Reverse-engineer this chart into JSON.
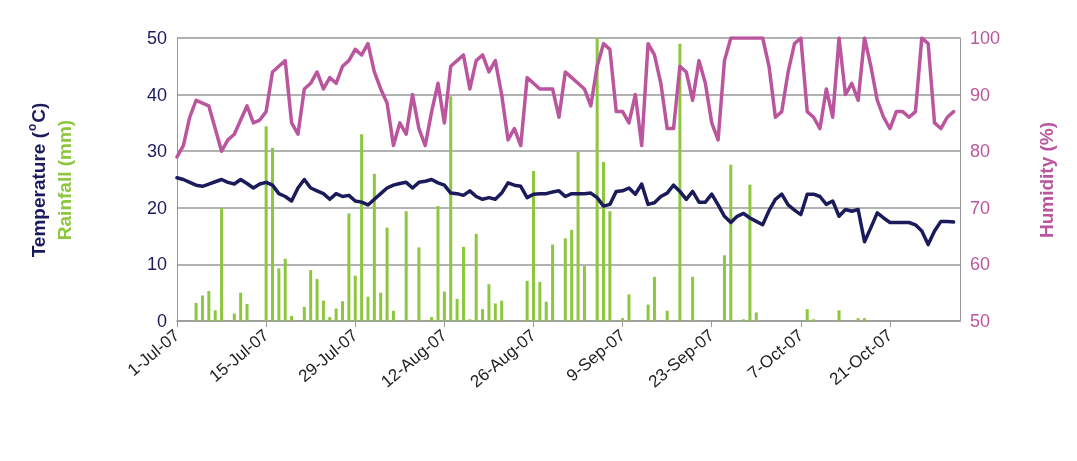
{
  "chart_data": {
    "type": "line",
    "ylabel": "Temperature ($^{o}$C)",
    "y2label": "Humidity (%)",
    "marker": "none",
    "grid": "y",
    "x": [
      "--07-01",
      "--07-02",
      "--07-03",
      "--07-04",
      "--07-05",
      "--07-06",
      "--07-07",
      "--07-08",
      "--07-09",
      "--07-10",
      "--07-11",
      "--07-12",
      "--07-13",
      "--07-14",
      "--07-15",
      "--07-16",
      "--07-17",
      "--07-18",
      "--07-19",
      "--07-20",
      "--07-21",
      "--07-22",
      "--07-23",
      "--07-24",
      "--07-25",
      "--07-26",
      "--07-27",
      "--07-28",
      "--07-29",
      "--07-30",
      "--07-31",
      "--08-01",
      "--08-02",
      "--08-03",
      "--08-04",
      "--08-05",
      "--08-06",
      "--08-07",
      "--08-08",
      "--08-09",
      "--08-10",
      "--08-11",
      "--08-12",
      "--08-13",
      "--08-14",
      "--08-15",
      "--08-16",
      "--08-17",
      "--08-18",
      "--08-19",
      "--08-20",
      "--08-21",
      "--08-22",
      "--08-23",
      "--08-24",
      "--08-25",
      "--08-26",
      "--08-27",
      "--08-28",
      "--08-29",
      "--08-30",
      "--08-31",
      "--09-01",
      "--09-02",
      "--09-03",
      "--09-04",
      "--09-05",
      "--09-06",
      "--09-07",
      "--09-08",
      "--09-09",
      "--09-10",
      "--09-11",
      "--09-12",
      "--09-13",
      "--09-14",
      "--09-15",
      "--09-16",
      "--09-17",
      "--09-18",
      "--09-19",
      "--09-20",
      "--09-21",
      "--09-22",
      "--09-23",
      "--09-24",
      "--09-25",
      "--09-26",
      "--09-27",
      "--09-28",
      "--09-29",
      "--09-30",
      "--10-01",
      "--10-02",
      "--10-03",
      "--10-04",
      "--10-05",
      "--10-06",
      "--10-07",
      "--10-08",
      "--10-09",
      "--10-10",
      "--10-11",
      "--10-12",
      "--10-13",
      "--10-14",
      "--10-15",
      "--10-16",
      "--10-17",
      "--10-18",
      "--10-19",
      "--10-20",
      "--10-21",
      "--10-22",
      "--10-23",
      "--10-24",
      "--10-25",
      "--10-26",
      "--10-27",
      "--10-28",
      "--10-29",
      "--10-30",
      "--10-31"
    ],
    "xlim": [
      "--07-01",
      "--11-01"
    ],
    "xticks": [
      {
        "value": "--07-01",
        "label": "1-Jul-07"
      },
      {
        "value": "--07-15",
        "label": "15-Jul-07"
      },
      {
        "value": "--07-29",
        "label": "29-Jul-07"
      },
      {
        "value": "--08-12",
        "label": "12-Aug-07"
      },
      {
        "value": "--08-26",
        "label": "26-Aug-07"
      },
      {
        "value": "--09-09",
        "label": "9-Sep-07"
      },
      {
        "value": "--09-23",
        "label": "23-Sep-07"
      },
      {
        "value": "--10-07",
        "label": "7-Oct-07"
      },
      {
        "value": "--10-21",
        "label": "21-Oct-07"
      }
    ],
    "ylim": [
      0,
      50
    ],
    "yticks": [
      0,
      10,
      20,
      30,
      40,
      50
    ],
    "y2lim": [
      50,
      100
    ],
    "y2ticks": [
      50,
      60,
      70,
      80,
      90,
      100
    ],
    "series": [
      {
        "type": "bar",
        "name": "Rainfall (mm)",
        "color": "#8dc63f",
        "values": [
          0,
          0,
          0,
          3.2,
          4.5,
          5.3,
          1.9,
          20,
          0,
          1.3,
          5,
          3,
          0,
          0,
          34.4,
          30.6,
          9.3,
          11,
          0.9,
          0,
          2.5,
          9,
          7.4,
          3.6,
          0.7,
          2.2,
          3.5,
          19,
          8,
          33,
          4.3,
          26,
          5,
          16.5,
          1.8,
          0,
          19.4,
          0,
          13,
          0,
          0.7,
          20.3,
          5.2,
          39.7,
          3.9,
          13.1,
          0.3,
          15.4,
          2.1,
          6.5,
          3.1,
          3.6,
          0,
          0,
          0,
          7.1,
          26.5,
          6.9,
          3.4,
          13.5,
          0,
          14.6,
          16.1,
          29.9,
          9.7,
          0,
          50,
          28.1,
          19.4,
          0,
          0.5,
          4.7,
          0,
          0,
          2.9,
          7.8,
          0,
          1.8,
          0,
          49,
          0,
          7.8,
          0,
          0,
          0,
          0,
          11.6,
          27.6,
          0,
          0.3,
          24.1,
          1.5,
          0,
          0,
          0,
          0,
          0,
          0,
          0,
          2.1,
          0.3,
          0,
          0,
          0,
          1.9,
          0,
          0,
          0.5,
          0.5,
          0,
          0,
          0,
          0,
          0,
          0,
          0,
          0,
          0,
          0,
          0,
          0,
          0,
          0
        ]
      },
      {
        "type": "line",
        "axis": "y2",
        "color": "#bb569e",
        "values": [
          79,
          81,
          86,
          89,
          88.5,
          88,
          84,
          80,
          82,
          83,
          85.5,
          88,
          85,
          85.5,
          87,
          94,
          95,
          96,
          85,
          83,
          91,
          92,
          94,
          91,
          93,
          92,
          95,
          96,
          98,
          97,
          99,
          94,
          91,
          88.5,
          81,
          85,
          83,
          90,
          84,
          81,
          87,
          92,
          85,
          95,
          96,
          97,
          91,
          96,
          97,
          94,
          96,
          90,
          82,
          84,
          81,
          93,
          92,
          91,
          91,
          91,
          86,
          94,
          93,
          92,
          91,
          88,
          95,
          99,
          98,
          87,
          87,
          85,
          90,
          81,
          99,
          97,
          92,
          84,
          84,
          95,
          94,
          89,
          96,
          92,
          85,
          82,
          96,
          100,
          100,
          100,
          100,
          100,
          100,
          95,
          86,
          87,
          94,
          99,
          100,
          87,
          86,
          84,
          91,
          86,
          100,
          90,
          92,
          89,
          100,
          95,
          89,
          86,
          84,
          87,
          87,
          86,
          87,
          100,
          99,
          85,
          84,
          86,
          87
        ]
      },
      {
        "color": "#1b1b5c",
        "values": [
          25.3,
          25,
          24.5,
          24,
          23.8,
          24.2,
          24.6,
          25,
          24.5,
          24.2,
          25,
          24.3,
          23.5,
          24.2,
          24.5,
          24,
          22.5,
          22,
          21.2,
          23.5,
          25,
          23.5,
          23,
          22.5,
          21.5,
          22.5,
          22,
          22.2,
          21.2,
          21,
          20.5,
          21.5,
          22.5,
          23.5,
          24,
          24.3,
          24.5,
          23.5,
          24.5,
          24.7,
          25,
          24.4,
          24,
          22.6,
          22.5,
          22.2,
          23,
          22,
          21.5,
          21.8,
          21.5,
          22.6,
          24.4,
          24,
          23.8,
          21.8,
          22.4,
          22.5,
          22.5,
          22.8,
          23,
          22,
          22.5,
          22.5,
          22.5,
          22.6,
          21.8,
          20.3,
          20.6,
          22.9,
          23,
          23.5,
          22.4,
          24.2,
          20.6,
          20.9,
          22,
          22.6,
          24,
          22.9,
          21.5,
          22.9,
          21,
          21,
          22.4,
          20.5,
          18.5,
          17.4,
          18.5,
          19,
          18.2,
          17.6,
          17,
          19.5,
          21.5,
          22.4,
          20.5,
          19.6,
          18.8,
          22.4,
          22.4,
          22,
          20.6,
          21.2,
          18.5,
          19.7,
          19.4,
          19.7,
          14,
          16.5,
          19.1,
          18.2,
          17.4,
          17.4,
          17.4,
          17.4,
          17,
          15.9,
          13.5,
          15.9,
          17.6,
          17.6,
          17.5
        ]
      }
    ]
  }
}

▶ Set exercise: Your copy should repeat each entry above exactly but contain no pictures.

▶ Solution for this task:
Reverse-engineer this chart into JSON.
{
  "chart_data": {
    "type": "line",
    "ylabel": "Temperature ($^{o}$C)",
    "y2label": "Humidity (%)",
    "marker": "none",
    "grid": "y",
    "x": [
      "--07-01",
      "--07-02",
      "--07-03",
      "--07-04",
      "--07-05",
      "--07-06",
      "--07-07",
      "--07-08",
      "--07-09",
      "--07-10",
      "--07-11",
      "--07-12",
      "--07-13",
      "--07-14",
      "--07-15",
      "--07-16",
      "--07-17",
      "--07-18",
      "--07-19",
      "--07-20",
      "--07-21",
      "--07-22",
      "--07-23",
      "--07-24",
      "--07-25",
      "--07-26",
      "--07-27",
      "--07-28",
      "--07-29",
      "--07-30",
      "--07-31",
      "--08-01",
      "--08-02",
      "--08-03",
      "--08-04",
      "--08-05",
      "--08-06",
      "--08-07",
      "--08-08",
      "--08-09",
      "--08-10",
      "--08-11",
      "--08-12",
      "--08-13",
      "--08-14",
      "--08-15",
      "--08-16",
      "--08-17",
      "--08-18",
      "--08-19",
      "--08-20",
      "--08-21",
      "--08-22",
      "--08-23",
      "--08-24",
      "--08-25",
      "--08-26",
      "--08-27",
      "--08-28",
      "--08-29",
      "--08-30",
      "--08-31",
      "--09-01",
      "--09-02",
      "--09-03",
      "--09-04",
      "--09-05",
      "--09-06",
      "--09-07",
      "--09-08",
      "--09-09",
      "--09-10",
      "--09-11",
      "--09-12",
      "--09-13",
      "--09-14",
      "--09-15",
      "--09-16",
      "--09-17",
      "--09-18",
      "--09-19",
      "--09-20",
      "--09-21",
      "--09-22",
      "--09-23",
      "--09-24",
      "--09-25",
      "--09-26",
      "--09-27",
      "--09-28",
      "--09-29",
      "--09-30",
      "--10-01",
      "--10-02",
      "--10-03",
      "--10-04",
      "--10-05",
      "--10-06",
      "--10-07",
      "--10-08",
      "--10-09",
      "--10-10",
      "--10-11",
      "--10-12",
      "--10-13",
      "--10-14",
      "--10-15",
      "--10-16",
      "--10-17",
      "--10-18",
      "--10-19",
      "--10-20",
      "--10-21",
      "--10-22",
      "--10-23",
      "--10-24",
      "--10-25",
      "--10-26",
      "--10-27",
      "--10-28",
      "--10-29",
      "--10-30",
      "--10-31"
    ],
    "xlim": [
      "--07-01",
      "--11-01"
    ],
    "xticks": [
      {
        "value": "--07-01",
        "label": "1-Jul-07"
      },
      {
        "value": "--07-15",
        "label": "15-Jul-07"
      },
      {
        "value": "--07-29",
        "label": "29-Jul-07"
      },
      {
        "value": "--08-12",
        "label": "12-Aug-07"
      },
      {
        "value": "--08-26",
        "label": "26-Aug-07"
      },
      {
        "value": "--09-09",
        "label": "9-Sep-07"
      },
      {
        "value": "--09-23",
        "label": "23-Sep-07"
      },
      {
        "value": "--10-07",
        "label": "7-Oct-07"
      },
      {
        "value": "--10-21",
        "label": "21-Oct-07"
      }
    ],
    "ylim": [
      0,
      50
    ],
    "yticks": [
      0,
      10,
      20,
      30,
      40,
      50
    ],
    "y2lim": [
      50,
      100
    ],
    "y2ticks": [
      50,
      60,
      70,
      80,
      90,
      100
    ],
    "series": [
      {
        "type": "bar",
        "name": "Rainfall (mm)",
        "color": "#8dc63f",
        "values": [
          0,
          0,
          0,
          3.2,
          4.5,
          5.3,
          1.9,
          20,
          0,
          1.3,
          5,
          3,
          0,
          0,
          34.4,
          30.6,
          9.3,
          11,
          0.9,
          0,
          2.5,
          9,
          7.4,
          3.6,
          0.7,
          2.2,
          3.5,
          19,
          8,
          33,
          4.3,
          26,
          5,
          16.5,
          1.8,
          0,
          19.4,
          0,
          13,
          0,
          0.7,
          20.3,
          5.2,
          39.7,
          3.9,
          13.1,
          0.3,
          15.4,
          2.1,
          6.5,
          3.1,
          3.6,
          0,
          0,
          0,
          7.1,
          26.5,
          6.9,
          3.4,
          13.5,
          0,
          14.6,
          16.1,
          29.9,
          9.7,
          0,
          50,
          28.1,
          19.4,
          0,
          0.5,
          4.7,
          0,
          0,
          2.9,
          7.8,
          0,
          1.8,
          0,
          49,
          0,
          7.8,
          0,
          0,
          0,
          0,
          11.6,
          27.6,
          0,
          0.3,
          24.1,
          1.5,
          0,
          0,
          0,
          0,
          0,
          0,
          0,
          2.1,
          0.3,
          0,
          0,
          0,
          1.9,
          0,
          0,
          0.5,
          0.5,
          0,
          0,
          0,
          0,
          0,
          0,
          0,
          0,
          0,
          0,
          0,
          0,
          0,
          0
        ]
      },
      {
        "type": "line",
        "axis": "y2",
        "color": "#bb569e",
        "values": [
          79,
          81,
          86,
          89,
          88.5,
          88,
          84,
          80,
          82,
          83,
          85.5,
          88,
          85,
          85.5,
          87,
          94,
          95,
          96,
          85,
          83,
          91,
          92,
          94,
          91,
          93,
          92,
          95,
          96,
          98,
          97,
          99,
          94,
          91,
          88.5,
          81,
          85,
          83,
          90,
          84,
          81,
          87,
          92,
          85,
          95,
          96,
          97,
          91,
          96,
          97,
          94,
          96,
          90,
          82,
          84,
          81,
          93,
          92,
          91,
          91,
          91,
          86,
          94,
          93,
          92,
          91,
          88,
          95,
          99,
          98,
          87,
          87,
          85,
          90,
          81,
          99,
          97,
          92,
          84,
          84,
          95,
          94,
          89,
          96,
          92,
          85,
          82,
          96,
          100,
          100,
          100,
          100,
          100,
          100,
          95,
          86,
          87,
          94,
          99,
          100,
          87,
          86,
          84,
          91,
          86,
          100,
          90,
          92,
          89,
          100,
          95,
          89,
          86,
          84,
          87,
          87,
          86,
          87,
          100,
          99,
          85,
          84,
          86,
          87
        ]
      },
      {
        "color": "#1b1b5c",
        "values": [
          25.3,
          25,
          24.5,
          24,
          23.8,
          24.2,
          24.6,
          25,
          24.5,
          24.2,
          25,
          24.3,
          23.5,
          24.2,
          24.5,
          24,
          22.5,
          22,
          21.2,
          23.5,
          25,
          23.5,
          23,
          22.5,
          21.5,
          22.5,
          22,
          22.2,
          21.2,
          21,
          20.5,
          21.5,
          22.5,
          23.5,
          24,
          24.3,
          24.5,
          23.5,
          24.5,
          24.7,
          25,
          24.4,
          24,
          22.6,
          22.5,
          22.2,
          23,
          22,
          21.5,
          21.8,
          21.5,
          22.6,
          24.4,
          24,
          23.8,
          21.8,
          22.4,
          22.5,
          22.5,
          22.8,
          23,
          22,
          22.5,
          22.5,
          22.5,
          22.6,
          21.8,
          20.3,
          20.6,
          22.9,
          23,
          23.5,
          22.4,
          24.2,
          20.6,
          20.9,
          22,
          22.6,
          24,
          22.9,
          21.5,
          22.9,
          21,
          21,
          22.4,
          20.5,
          18.5,
          17.4,
          18.5,
          19,
          18.2,
          17.6,
          17,
          19.5,
          21.5,
          22.4,
          20.5,
          19.6,
          18.8,
          22.4,
          22.4,
          22,
          20.6,
          21.2,
          18.5,
          19.7,
          19.4,
          19.7,
          14,
          16.5,
          19.1,
          18.2,
          17.4,
          17.4,
          17.4,
          17.4,
          17,
          15.9,
          13.5,
          15.9,
          17.6,
          17.6,
          17.5
        ]
      }
    ]
  }
}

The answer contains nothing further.